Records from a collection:
──────────────────────────────
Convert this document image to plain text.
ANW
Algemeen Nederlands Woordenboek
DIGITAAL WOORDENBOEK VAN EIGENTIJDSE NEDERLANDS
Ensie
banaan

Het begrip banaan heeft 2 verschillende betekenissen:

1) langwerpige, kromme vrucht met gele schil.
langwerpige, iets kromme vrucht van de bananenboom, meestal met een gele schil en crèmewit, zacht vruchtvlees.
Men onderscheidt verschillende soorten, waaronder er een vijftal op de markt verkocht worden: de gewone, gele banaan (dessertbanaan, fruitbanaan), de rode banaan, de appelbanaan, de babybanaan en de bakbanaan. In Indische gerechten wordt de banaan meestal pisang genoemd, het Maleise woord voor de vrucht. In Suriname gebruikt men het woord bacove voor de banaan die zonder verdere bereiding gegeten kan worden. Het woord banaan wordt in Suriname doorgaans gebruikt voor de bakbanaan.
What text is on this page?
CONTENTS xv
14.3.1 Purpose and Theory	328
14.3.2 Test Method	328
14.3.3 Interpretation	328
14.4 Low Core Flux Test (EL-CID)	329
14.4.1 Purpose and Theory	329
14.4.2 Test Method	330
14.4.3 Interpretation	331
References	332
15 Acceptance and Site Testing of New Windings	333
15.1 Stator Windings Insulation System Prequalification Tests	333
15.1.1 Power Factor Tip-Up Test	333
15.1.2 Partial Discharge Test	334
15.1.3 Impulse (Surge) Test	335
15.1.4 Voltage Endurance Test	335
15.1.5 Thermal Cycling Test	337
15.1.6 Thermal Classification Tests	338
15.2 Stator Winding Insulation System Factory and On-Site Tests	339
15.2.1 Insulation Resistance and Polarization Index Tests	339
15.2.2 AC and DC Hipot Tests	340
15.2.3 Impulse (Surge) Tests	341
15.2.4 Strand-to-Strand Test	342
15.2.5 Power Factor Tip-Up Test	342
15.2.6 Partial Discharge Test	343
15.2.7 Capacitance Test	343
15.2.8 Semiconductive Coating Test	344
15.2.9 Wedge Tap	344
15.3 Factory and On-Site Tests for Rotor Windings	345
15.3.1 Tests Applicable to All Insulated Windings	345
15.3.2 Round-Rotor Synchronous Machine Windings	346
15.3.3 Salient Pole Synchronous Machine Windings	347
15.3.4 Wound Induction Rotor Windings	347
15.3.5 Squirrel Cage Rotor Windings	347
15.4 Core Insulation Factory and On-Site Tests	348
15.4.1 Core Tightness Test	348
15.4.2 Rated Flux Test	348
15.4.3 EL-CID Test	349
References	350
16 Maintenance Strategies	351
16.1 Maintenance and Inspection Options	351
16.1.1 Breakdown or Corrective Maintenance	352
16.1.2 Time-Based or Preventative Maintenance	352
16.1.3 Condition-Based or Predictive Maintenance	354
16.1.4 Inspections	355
──────────────────────────────
- [TASK DIRECTIONS]: Show the lines that mention the word "Core".

- [ANSWER IN FULL]:
14.4 Low Core Flux Test (EL-CID)	329
15.4 Core Insulation Factory and On-Site Tests	348
15.4.1 Core Tightness Test	348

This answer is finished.